--- start of ENTRIES PROVIDED ---

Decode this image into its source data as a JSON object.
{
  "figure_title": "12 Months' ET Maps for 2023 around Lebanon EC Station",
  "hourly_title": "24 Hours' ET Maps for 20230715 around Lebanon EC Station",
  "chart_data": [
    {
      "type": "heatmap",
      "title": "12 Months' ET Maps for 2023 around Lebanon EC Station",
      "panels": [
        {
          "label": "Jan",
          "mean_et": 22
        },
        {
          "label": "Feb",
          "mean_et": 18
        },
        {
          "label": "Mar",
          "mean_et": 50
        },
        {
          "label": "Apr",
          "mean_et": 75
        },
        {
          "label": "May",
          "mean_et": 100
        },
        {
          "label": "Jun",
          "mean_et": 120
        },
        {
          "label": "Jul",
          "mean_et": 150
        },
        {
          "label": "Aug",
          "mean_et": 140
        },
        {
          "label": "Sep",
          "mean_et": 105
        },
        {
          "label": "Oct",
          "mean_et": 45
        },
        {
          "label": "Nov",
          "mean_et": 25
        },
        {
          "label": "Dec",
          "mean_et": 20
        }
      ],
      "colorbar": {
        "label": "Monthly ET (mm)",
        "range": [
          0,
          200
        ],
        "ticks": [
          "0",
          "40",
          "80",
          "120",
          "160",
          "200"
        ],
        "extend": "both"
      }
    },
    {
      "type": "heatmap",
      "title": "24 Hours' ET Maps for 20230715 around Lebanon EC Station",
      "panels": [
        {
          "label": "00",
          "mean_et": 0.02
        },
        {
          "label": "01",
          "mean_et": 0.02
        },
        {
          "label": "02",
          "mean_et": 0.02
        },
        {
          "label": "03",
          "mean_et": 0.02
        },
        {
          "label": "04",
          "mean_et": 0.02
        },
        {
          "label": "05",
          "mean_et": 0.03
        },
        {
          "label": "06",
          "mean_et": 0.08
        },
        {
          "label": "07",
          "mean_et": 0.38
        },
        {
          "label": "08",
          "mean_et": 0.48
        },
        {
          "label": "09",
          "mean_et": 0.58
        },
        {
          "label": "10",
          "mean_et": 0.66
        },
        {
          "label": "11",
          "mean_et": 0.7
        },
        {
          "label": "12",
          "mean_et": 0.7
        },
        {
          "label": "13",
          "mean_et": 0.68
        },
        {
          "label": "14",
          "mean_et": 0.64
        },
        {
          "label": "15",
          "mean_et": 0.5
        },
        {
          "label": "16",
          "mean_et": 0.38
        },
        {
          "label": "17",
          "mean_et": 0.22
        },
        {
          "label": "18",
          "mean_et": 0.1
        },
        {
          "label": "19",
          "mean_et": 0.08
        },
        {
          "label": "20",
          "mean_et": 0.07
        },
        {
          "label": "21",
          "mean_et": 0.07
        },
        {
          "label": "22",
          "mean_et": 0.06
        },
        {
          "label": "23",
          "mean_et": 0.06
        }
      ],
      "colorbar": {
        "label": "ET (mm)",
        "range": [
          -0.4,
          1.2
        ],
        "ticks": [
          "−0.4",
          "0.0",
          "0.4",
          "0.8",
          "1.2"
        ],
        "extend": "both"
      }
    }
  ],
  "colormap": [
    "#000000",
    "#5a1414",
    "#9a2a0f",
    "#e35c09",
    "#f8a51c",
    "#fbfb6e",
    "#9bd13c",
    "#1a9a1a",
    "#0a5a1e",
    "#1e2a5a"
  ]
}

--- end of ENTRIES PROVIDED ---

## STATED PROBLEM:
Write out all the data again, exactly as it appears.

## TASK SOLUTION:
Decode this image into its source data as a JSON object.
{
  "figure_title": "12 Months' ET Maps for 2023 around Lebanon EC Station",
  "hourly_title": "24 Hours' ET Maps for 20230715 around Lebanon EC Station",
  "chart_data": [
    {
      "type": "heatmap",
      "title": "12 Months' ET Maps for 2023 around Lebanon EC Station",
      "panels": [
        {
          "label": "Jan",
          "mean_et": 22
        },
        {
          "label": "Feb",
          "mean_et": 18
        },
        {
          "label": "Mar",
          "mean_et": 50
        },
        {
          "label": "Apr",
          "mean_et": 75
        },
        {
          "label": "May",
          "mean_et": 100
        },
        {
          "label": "Jun",
          "mean_et": 120
        },
        {
          "label": "Jul",
          "mean_et": 150
        },
        {
          "label": "Aug",
          "mean_et": 140
        },
        {
          "label": "Sep",
          "mean_et": 105
        },
        {
          "label": "Oct",
          "mean_et": 45
        },
        {
          "label": "Nov",
          "mean_et": 25
        },
        {
          "label": "Dec",
          "mean_et": 20
        }
      ],
      "colorbar": {
        "label": "Monthly ET (mm)",
        "range": [
          0,
          200
        ],
        "ticks": [
          "0",
          "40",
          "80",
          "120",
          "160",
          "200"
        ],
        "extend": "both"
      }
    },
    {
      "type": "heatmap",
      "title": "24 Hours' ET Maps for 20230715 around Lebanon EC Station",
      "panels": [
        {
          "label": "00",
          "mean_et": 0.02
        },
        {
          "label": "01",
          "mean_et": 0.02
        },
        {
          "label": "02",
          "mean_et": 0.02
        },
        {
          "label": "03",
          "mean_et": 0.02
        },
        {
          "label": "04",
          "mean_et": 0.02
        },
        {
          "label": "05",
          "mean_et": 0.03
        },
        {
          "label": "06",
          "mean_et": 0.08
        },
        {
          "label": "07",
          "mean_et": 0.38
        },
        {
          "label": "08",
          "mean_et": 0.48
        },
        {
          "label": "09",
          "mean_et": 0.58
        },
        {
          "label": "10",
          "mean_et": 0.66
        },
        {
          "label": "11",
          "mean_et": 0.7
        },
        {
          "label": "12",
          "mean_et": 0.7
        },
        {
          "label": "13",
          "mean_et": 0.68
        },
        {
          "label": "14",
          "mean_et": 0.64
        },
        {
          "label": "15",
          "mean_et": 0.5
        },
        {
          "label": "16",
          "mean_et": 0.38
        },
        {
          "label": "17",
          "mean_et": 0.22
        },
        {
          "label": "18",
          "mean_et": 0.1
        },
        {
          "label": "19",
          "mean_et": 0.08
        },
        {
          "label": "20",
          "mean_et": 0.07
        },
        {
          "label": "21",
          "mean_et": 0.07
        },
        {
          "label": "22",
          "mean_et": 0.06
        },
        {
          "label": "23",
          "mean_et": 0.06
        }
      ],
      "colorbar": {
        "label": "ET (mm)",
        "range": [
          -0.4,
          1.2
        ],
        "ticks": [
          "−0.4",
          "0.0",
          "0.4",
          "0.8",
          "1.2"
        ],
        "extend": "both"
      }
    }
  ],
  "colormap": [
    "#000000",
    "#5a1414",
    "#9a2a0f",
    "#e35c09",
    "#f8a51c",
    "#fbfb6e",
    "#9bd13c",
    "#1a9a1a",
    "#0a5a1e",
    "#1e2a5a"
  ]
}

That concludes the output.